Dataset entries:

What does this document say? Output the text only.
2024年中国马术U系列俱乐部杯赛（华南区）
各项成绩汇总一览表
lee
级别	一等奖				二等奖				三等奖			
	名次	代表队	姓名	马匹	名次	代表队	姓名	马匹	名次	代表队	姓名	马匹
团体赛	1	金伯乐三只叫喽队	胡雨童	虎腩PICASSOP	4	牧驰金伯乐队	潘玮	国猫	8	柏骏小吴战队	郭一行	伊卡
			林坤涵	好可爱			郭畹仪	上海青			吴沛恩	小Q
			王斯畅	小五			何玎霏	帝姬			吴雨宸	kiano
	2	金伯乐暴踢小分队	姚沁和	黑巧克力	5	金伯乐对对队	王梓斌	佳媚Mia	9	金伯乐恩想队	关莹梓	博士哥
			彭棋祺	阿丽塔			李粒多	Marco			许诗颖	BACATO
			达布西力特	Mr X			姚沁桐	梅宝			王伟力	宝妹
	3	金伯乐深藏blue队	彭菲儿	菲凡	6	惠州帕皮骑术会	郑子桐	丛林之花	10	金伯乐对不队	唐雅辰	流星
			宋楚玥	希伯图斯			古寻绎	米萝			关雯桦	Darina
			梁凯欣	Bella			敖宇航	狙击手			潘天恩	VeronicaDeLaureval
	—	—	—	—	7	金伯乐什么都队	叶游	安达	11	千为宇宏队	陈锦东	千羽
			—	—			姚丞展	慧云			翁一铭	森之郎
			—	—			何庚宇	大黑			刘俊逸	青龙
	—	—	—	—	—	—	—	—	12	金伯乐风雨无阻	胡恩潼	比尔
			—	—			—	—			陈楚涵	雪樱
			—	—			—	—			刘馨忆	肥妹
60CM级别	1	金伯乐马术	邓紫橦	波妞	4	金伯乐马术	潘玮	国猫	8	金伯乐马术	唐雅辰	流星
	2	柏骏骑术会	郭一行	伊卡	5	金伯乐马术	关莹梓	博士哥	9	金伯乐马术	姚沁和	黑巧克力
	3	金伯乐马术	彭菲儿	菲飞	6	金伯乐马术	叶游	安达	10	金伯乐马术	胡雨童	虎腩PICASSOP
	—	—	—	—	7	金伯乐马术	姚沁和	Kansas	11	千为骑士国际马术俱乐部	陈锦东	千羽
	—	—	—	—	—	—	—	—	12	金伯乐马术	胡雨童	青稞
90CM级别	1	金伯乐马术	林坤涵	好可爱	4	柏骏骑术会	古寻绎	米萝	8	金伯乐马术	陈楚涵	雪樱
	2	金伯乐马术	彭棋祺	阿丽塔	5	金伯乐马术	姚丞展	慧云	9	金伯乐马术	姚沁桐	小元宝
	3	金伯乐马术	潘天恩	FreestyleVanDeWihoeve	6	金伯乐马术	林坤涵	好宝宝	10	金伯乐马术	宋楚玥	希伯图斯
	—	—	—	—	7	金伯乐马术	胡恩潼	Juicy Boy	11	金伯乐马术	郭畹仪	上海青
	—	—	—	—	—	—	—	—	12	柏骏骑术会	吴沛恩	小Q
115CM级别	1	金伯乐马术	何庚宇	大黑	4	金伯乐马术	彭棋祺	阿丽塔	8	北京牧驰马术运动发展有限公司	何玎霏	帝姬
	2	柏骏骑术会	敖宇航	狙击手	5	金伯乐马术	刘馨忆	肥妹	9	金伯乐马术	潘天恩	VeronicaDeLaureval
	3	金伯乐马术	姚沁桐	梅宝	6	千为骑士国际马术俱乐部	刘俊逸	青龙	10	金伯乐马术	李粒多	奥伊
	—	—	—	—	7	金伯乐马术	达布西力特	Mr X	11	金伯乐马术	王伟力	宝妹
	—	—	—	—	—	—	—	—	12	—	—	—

AIM OF THE EXERCISE.
Copy out the whole listing exactly as written.

THE RESPONSE.
What does this document say? Output the text only.
2024年中国马术U系列俱乐部杯赛（华南区）
各项成绩汇总一览表
lee
级别	一等奖				二等奖				三等奖			
	名次	代表队	姓名	马匹	名次	代表队	姓名	马匹	名次	代表队	姓名	马匹
团体赛	1	金伯乐三只叫喽队	胡雨童	虎腩PICASSOP	4	牧驰金伯乐队	潘玮	国猫	8	柏骏小吴战队	郭一行	伊卡
			林坤涵	好可爱			郭畹仪	上海青			吴沛恩	小Q
			王斯畅	小五			何玎霏	帝姬			吴雨宸	kiano
	2	金伯乐暴踢小分队	姚沁和	黑巧克力	5	金伯乐对对队	王梓斌	佳媚Mia	9	金伯乐恩想队	关莹梓	博士哥
			彭棋祺	阿丽塔			李粒多	Marco			许诗颖	BACATO
			达布西力特	Mr X			姚沁桐	梅宝			王伟力	宝妹
	3	金伯乐深藏blue队	彭菲儿	菲凡	6	惠州帕皮骑术会	郑子桐	丛林之花	10	金伯乐对不队	唐雅辰	流星
			宋楚玥	希伯图斯			古寻绎	米萝			关雯桦	Darina
			梁凯欣	Bella			敖宇航	狙击手			潘天恩	VeronicaDeLaureval
	—	—	—	—	7	金伯乐什么都队	叶游	安达	11	千为宇宏队	陈锦东	千羽
			—	—			姚丞展	慧云			翁一铭	森之郎
			—	—			何庚宇	大黑			刘俊逸	青龙
	—	—	—	—	—	—	—	—	12	金伯乐风雨无阻	胡恩潼	比尔
			—	—			—	—			陈楚涵	雪樱
			—	—			—	—			刘馨忆	肥妹
60CM级别	1	金伯乐马术	邓紫橦	波妞	4	金伯乐马术	潘玮	国猫	8	金伯乐马术	唐雅辰	流星
	2	柏骏骑术会	郭一行	伊卡	5	金伯乐马术	关莹梓	博士哥	9	金伯乐马术	姚沁和	黑巧克力
	3	金伯乐马术	彭菲儿	菲飞	6	金伯乐马术	叶游	安达	10	金伯乐马术	胡雨童	虎腩PICASSOP
	—	—	—	—	7	金伯乐马术	姚沁和	Kansas	11	千为骑士国际马术俱乐部	陈锦东	千羽
	—	—	—	—	—	—	—	—	12	金伯乐马术	胡雨童	青稞
90CM级别	1	金伯乐马术	林坤涵	好可爱	4	柏骏骑术会	古寻绎	米萝	8	金伯乐马术	陈楚涵	雪樱
	2	金伯乐马术	彭棋祺	阿丽塔	5	金伯乐马术	姚丞展	慧云	9	金伯乐马术	姚沁桐	小元宝
	3	金伯乐马术	潘天恩	FreestyleVanDeWihoeve	6	金伯乐马术	林坤涵	好宝宝	10	金伯乐马术	宋楚玥	希伯图斯
	—	—	—	—	7	金伯乐马术	胡恩潼	Juicy Boy	11	金伯乐马术	郭畹仪	上海青
	—	—	—	—	—	—	—	—	12	柏骏骑术会	吴沛恩	小Q
115CM级别	1	金伯乐马术	何庚宇	大黑	4	金伯乐马术	彭棋祺	阿丽塔	8	北京牧驰马术运动发展有限公司	何玎霏	帝姬
	2	柏骏骑术会	敖宇航	狙击手	5	金伯乐马术	刘馨忆	肥妹	9	金伯乐马术	潘天恩	VeronicaDeLaureval
	3	金伯乐马术	姚沁桐	梅宝	6	千为骑士国际马术俱乐部	刘俊逸	青龙	10	金伯乐马术	李粒多	奥伊
	—	—	—	—	7	金伯乐马术	达布西力特	Mr X	11	金伯乐马术	王伟力	宝妹
	—	—	—	—	—	—	—	—	12	—	—	—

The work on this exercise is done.